- _INPUT DATA_:
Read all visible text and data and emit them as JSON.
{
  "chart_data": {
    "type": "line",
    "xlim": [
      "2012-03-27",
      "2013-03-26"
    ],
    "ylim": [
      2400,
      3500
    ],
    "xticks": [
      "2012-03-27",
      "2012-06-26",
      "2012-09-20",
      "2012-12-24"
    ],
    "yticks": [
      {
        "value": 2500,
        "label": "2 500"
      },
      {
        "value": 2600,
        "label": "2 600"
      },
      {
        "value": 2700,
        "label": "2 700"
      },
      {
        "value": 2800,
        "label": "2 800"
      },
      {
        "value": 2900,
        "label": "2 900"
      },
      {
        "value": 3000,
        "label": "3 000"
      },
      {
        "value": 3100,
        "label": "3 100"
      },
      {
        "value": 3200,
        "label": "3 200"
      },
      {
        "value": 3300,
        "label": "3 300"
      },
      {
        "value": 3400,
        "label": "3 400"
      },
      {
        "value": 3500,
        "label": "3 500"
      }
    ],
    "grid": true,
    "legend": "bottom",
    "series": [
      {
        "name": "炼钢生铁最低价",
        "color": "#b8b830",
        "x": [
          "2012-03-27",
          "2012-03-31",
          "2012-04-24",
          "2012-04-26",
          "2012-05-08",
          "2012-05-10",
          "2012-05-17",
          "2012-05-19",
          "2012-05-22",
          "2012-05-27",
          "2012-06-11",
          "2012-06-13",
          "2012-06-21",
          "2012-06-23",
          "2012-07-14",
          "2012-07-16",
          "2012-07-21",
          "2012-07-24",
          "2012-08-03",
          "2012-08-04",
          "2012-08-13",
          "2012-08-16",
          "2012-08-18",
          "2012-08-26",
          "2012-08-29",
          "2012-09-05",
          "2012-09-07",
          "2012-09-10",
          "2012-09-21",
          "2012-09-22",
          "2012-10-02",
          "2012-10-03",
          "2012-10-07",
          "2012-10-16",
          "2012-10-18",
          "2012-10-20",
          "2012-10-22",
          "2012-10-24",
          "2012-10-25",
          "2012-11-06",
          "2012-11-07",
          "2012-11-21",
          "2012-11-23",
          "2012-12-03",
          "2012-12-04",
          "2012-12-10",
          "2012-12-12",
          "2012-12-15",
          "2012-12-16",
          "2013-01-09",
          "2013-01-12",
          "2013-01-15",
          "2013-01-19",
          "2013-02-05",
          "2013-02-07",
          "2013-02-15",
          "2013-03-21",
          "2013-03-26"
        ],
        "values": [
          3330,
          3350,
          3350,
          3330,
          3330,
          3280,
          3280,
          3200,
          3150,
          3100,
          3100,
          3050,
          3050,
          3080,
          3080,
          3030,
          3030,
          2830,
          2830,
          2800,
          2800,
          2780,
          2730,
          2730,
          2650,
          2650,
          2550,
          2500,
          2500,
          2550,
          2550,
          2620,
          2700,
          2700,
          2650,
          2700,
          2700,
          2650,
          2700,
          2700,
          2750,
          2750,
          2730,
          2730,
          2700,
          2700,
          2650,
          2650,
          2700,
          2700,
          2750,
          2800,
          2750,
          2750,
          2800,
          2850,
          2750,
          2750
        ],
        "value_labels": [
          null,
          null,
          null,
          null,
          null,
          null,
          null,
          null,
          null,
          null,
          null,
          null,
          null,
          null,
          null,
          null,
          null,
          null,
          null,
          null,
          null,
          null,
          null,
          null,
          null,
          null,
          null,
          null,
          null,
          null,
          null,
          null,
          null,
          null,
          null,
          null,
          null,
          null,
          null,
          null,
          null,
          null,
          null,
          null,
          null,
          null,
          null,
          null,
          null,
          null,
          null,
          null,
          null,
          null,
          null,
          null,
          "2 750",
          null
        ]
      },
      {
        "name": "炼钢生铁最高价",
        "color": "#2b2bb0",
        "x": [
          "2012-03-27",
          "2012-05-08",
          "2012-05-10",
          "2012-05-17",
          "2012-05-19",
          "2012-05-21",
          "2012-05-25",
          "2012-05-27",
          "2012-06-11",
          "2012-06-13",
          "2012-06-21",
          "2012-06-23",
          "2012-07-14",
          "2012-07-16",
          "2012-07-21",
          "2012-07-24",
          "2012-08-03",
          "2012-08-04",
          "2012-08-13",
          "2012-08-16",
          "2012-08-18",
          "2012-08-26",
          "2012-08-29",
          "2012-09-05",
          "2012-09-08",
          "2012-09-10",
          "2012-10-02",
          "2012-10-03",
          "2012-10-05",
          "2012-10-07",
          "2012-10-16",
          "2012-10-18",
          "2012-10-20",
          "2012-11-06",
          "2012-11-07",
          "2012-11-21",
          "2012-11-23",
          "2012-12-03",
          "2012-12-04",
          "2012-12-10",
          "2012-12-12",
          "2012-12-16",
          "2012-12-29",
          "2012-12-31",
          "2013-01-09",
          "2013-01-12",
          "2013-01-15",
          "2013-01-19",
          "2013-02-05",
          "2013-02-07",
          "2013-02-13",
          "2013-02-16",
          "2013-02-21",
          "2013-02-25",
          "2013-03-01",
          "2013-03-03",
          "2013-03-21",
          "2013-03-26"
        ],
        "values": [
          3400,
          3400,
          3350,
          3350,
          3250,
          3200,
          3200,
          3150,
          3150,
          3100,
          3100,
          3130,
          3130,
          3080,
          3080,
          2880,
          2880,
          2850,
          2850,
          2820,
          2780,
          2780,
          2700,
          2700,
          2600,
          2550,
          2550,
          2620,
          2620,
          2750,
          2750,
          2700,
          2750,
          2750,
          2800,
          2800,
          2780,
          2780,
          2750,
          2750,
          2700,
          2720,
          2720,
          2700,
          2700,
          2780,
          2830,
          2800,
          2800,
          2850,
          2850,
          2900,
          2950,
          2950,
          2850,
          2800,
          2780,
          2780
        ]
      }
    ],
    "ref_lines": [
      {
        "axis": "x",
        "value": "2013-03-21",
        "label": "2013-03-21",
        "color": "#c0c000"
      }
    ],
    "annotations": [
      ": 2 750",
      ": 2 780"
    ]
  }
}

- _GIVEN PROBLEM_: Every line of the data above should be reproduced word for word.

- _WORKED SOLUTION_:
Read all visible text and data and emit them as JSON.
{
  "chart_data": {
    "type": "line",
    "xlim": [
      "2012-03-27",
      "2013-03-26"
    ],
    "ylim": [
      2400,
      3500
    ],
    "xticks": [
      "2012-03-27",
      "2012-06-26",
      "2012-09-20",
      "2012-12-24"
    ],
    "yticks": [
      {
        "value": 2500,
        "label": "2 500"
      },
      {
        "value": 2600,
        "label": "2 600"
      },
      {
        "value": 2700,
        "label": "2 700"
      },
      {
        "value": 2800,
        "label": "2 800"
      },
      {
        "value": 2900,
        "label": "2 900"
      },
      {
        "value": 3000,
        "label": "3 000"
      },
      {
        "value": 3100,
        "label": "3 100"
      },
      {
        "value": 3200,
        "label": "3 200"
      },
      {
        "value": 3300,
        "label": "3 300"
      },
      {
        "value": 3400,
        "label": "3 400"
      },
      {
        "value": 3500,
        "label": "3 500"
      }
    ],
    "grid": true,
    "legend": "bottom",
    "series": [
      {
        "name": "炼钢生铁最低价",
        "color": "#b8b830",
        "x": [
          "2012-03-27",
          "2012-03-31",
          "2012-04-24",
          "2012-04-26",
          "2012-05-08",
          "2012-05-10",
          "2012-05-17",
          "2012-05-19",
          "2012-05-22",
          "2012-05-27",
          "2012-06-11",
          "2012-06-13",
          "2012-06-21",
          "2012-06-23",
          "2012-07-14",
          "2012-07-16",
          "2012-07-21",
          "2012-07-24",
          "2012-08-03",
          "2012-08-04",
          "2012-08-13",
          "2012-08-16",
          "2012-08-18",
          "2012-08-26",
          "2012-08-29",
          "2012-09-05",
          "2012-09-07",
          "2012-09-10",
          "2012-09-21",
          "2012-09-22",
          "2012-10-02",
          "2012-10-03",
          "2012-10-07",
          "2012-10-16",
          "2012-10-18",
          "2012-10-20",
          "2012-10-22",
          "2012-10-24",
          "2012-10-25",
          "2012-11-06",
          "2012-11-07",
          "2012-11-21",
          "2012-11-23",
          "2012-12-03",
          "2012-12-04",
          "2012-12-10",
          "2012-12-12",
          "2012-12-15",
          "2012-12-16",
          "2013-01-09",
          "2013-01-12",
          "2013-01-15",
          "2013-01-19",
          "2013-02-05",
          "2013-02-07",
          "2013-02-15",
          "2013-03-21",
          "2013-03-26"
        ],
        "values": [
          3330,
          3350,
          3350,
          3330,
          3330,
          3280,
          3280,
          3200,
          3150,
          3100,
          3100,
          3050,
          3050,
          3080,
          3080,
          3030,
          3030,
          2830,
          2830,
          2800,
          2800,
          2780,
          2730,
          2730,
          2650,
          2650,
          2550,
          2500,
          2500,
          2550,
          2550,
          2620,
          2700,
          2700,
          2650,
          2700,
          2700,
          2650,
          2700,
          2700,
          2750,
          2750,
          2730,
          2730,
          2700,
          2700,
          2650,
          2650,
          2700,
          2700,
          2750,
          2800,
          2750,
          2750,
          2800,
          2850,
          2750,
          2750
        ],
        "value_labels": [
          null,
          null,
          null,
          null,
          null,
          null,
          null,
          null,
          null,
          null,
          null,
          null,
          null,
          null,
          null,
          null,
          null,
          null,
          null,
          null,
          null,
          null,
          null,
          null,
          null,
          null,
          null,
          null,
          null,
          null,
          null,
          null,
          null,
          null,
          null,
          null,
          null,
          null,
          null,
          null,
          null,
          null,
          null,
          null,
          null,
          null,
          null,
          null,
          null,
          null,
          null,
          null,
          null,
          null,
          null,
          null,
          "2 750",
          null
        ]
      },
      {
        "name": "炼钢生铁最高价",
        "color": "#2b2bb0",
        "x": [
          "2012-03-27",
          "2012-05-08",
          "2012-05-10",
          "2012-05-17",
          "2012-05-19",
          "2012-05-21",
          "2012-05-25",
          "2012-05-27",
          "2012-06-11",
          "2012-06-13",
          "2012-06-21",
          "2012-06-23",
          "2012-07-14",
          "2012-07-16",
          "2012-07-21",
          "2012-07-24",
          "2012-08-03",
          "2012-08-04",
          "2012-08-13",
          "2012-08-16",
          "2012-08-18",
          "2012-08-26",
          "2012-08-29",
          "2012-09-05",
          "2012-09-08",
          "2012-09-10",
          "2012-10-02",
          "2012-10-03",
          "2012-10-05",
          "2012-10-07",
          "2012-10-16",
          "2012-10-18",
          "2012-10-20",
          "2012-11-06",
          "2012-11-07",
          "2012-11-21",
          "2012-11-23",
          "2012-12-03",
          "2012-12-04",
          "2012-12-10",
          "2012-12-12",
          "2012-12-16",
          "2012-12-29",
          "2012-12-31",
          "2013-01-09",
          "2013-01-12",
          "2013-01-15",
          "2013-01-19",
          "2013-02-05",
          "2013-02-07",
          "2013-02-13",
          "2013-02-16",
          "2013-02-21",
          "2013-02-25",
          "2013-03-01",
          "2013-03-03",
          "2013-03-21",
          "2013-03-26"
        ],
        "values": [
          3400,
          3400,
          3350,
          3350,
          3250,
          3200,
          3200,
          3150,
          3150,
          3100,
          3100,
          3130,
          3130,
          3080,
          3080,
          2880,
          2880,
          2850,
          2850,
          2820,
          2780,
          2780,
          2700,
          2700,
          2600,
          2550,
          2550,
          2620,
          2620,
          2750,
          2750,
          2700,
          2750,
          2750,
          2800,
          2800,
          2780,
          2780,
          2750,
          2750,
          2700,
          2720,
          2720,
          2700,
          2700,
          2780,
          2830,
          2800,
          2800,
          2850,
          2850,
          2900,
          2950,
          2950,
          2850,
          2800,
          2780,
          2780
        ]
      }
    ],
    "ref_lines": [
      {
        "axis": "x",
        "value": "2013-03-21",
        "label": "2013-03-21",
        "color": "#c0c000"
      }
    ],
    "annotations": [
      ": 2 750",
      ": 2 780"
    ]
  }
}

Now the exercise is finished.